State how many lines hold the string "icon". Give the number and nothing else.

— START —

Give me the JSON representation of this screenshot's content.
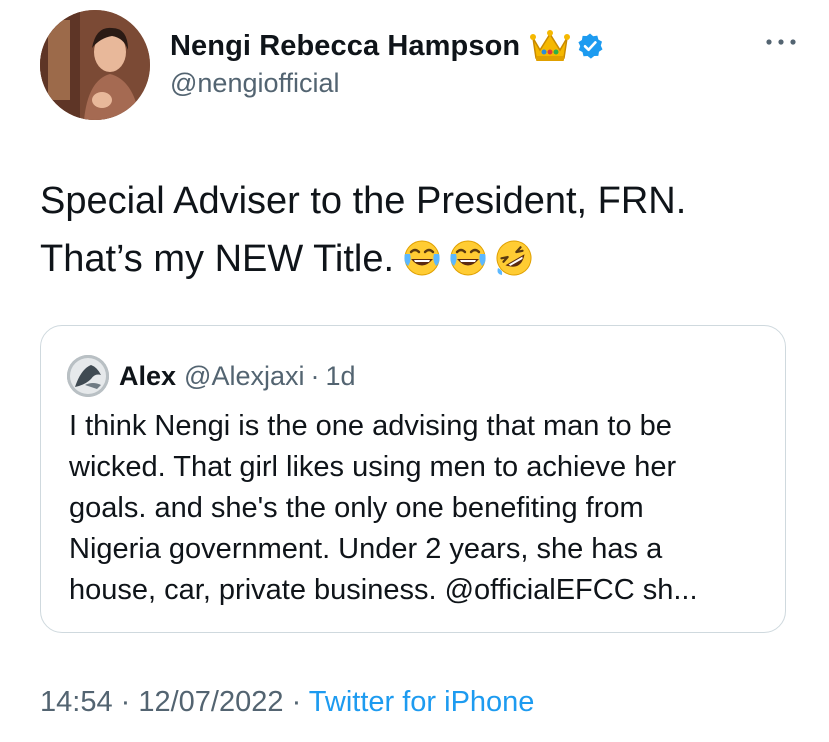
{
  "author": {
    "display_name": "Nengi Rebecca Hampson",
    "handle": "@nengiofficial",
    "badge_icon": "crown-icon",
    "verified_icon": "verified-badge-icon",
    "verified_color": "#1d9bf0"
  },
  "tweet": {
    "lines": [
      "Special Adviser to the President, FRN.",
      "That’s my NEW Title."
    ],
    "emojis": [
      "face-with-tears-of-joy-icon",
      "face-with-tears-of-joy-icon",
      "rolling-on-floor-laughing-icon"
    ]
  },
  "quote": {
    "name": "Alex",
    "handle": "@Alexjaxi",
    "separator": "·",
    "time": "1d",
    "lines": [
      "I think Nengi is the  one advising that man to be",
      "wicked. That girl likes using men to achieve her",
      "goals. and she's the only one benefiting from",
      "Nigeria government. Under 2 years, she has a",
      "house, car, private business. @officialEFCC sh..."
    ]
  },
  "meta": {
    "time": "14:54",
    "sep1": " · ",
    "date": "12/07/2022",
    "sep2": " · ",
    "source": "Twitter for iPhone"
  },
  "colors": {
    "text": "#0f1419",
    "secondary": "#536471",
    "accent": "#1d9bf0",
    "border": "#cfd9de"
  }
}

— END —

## Answer to this problem
5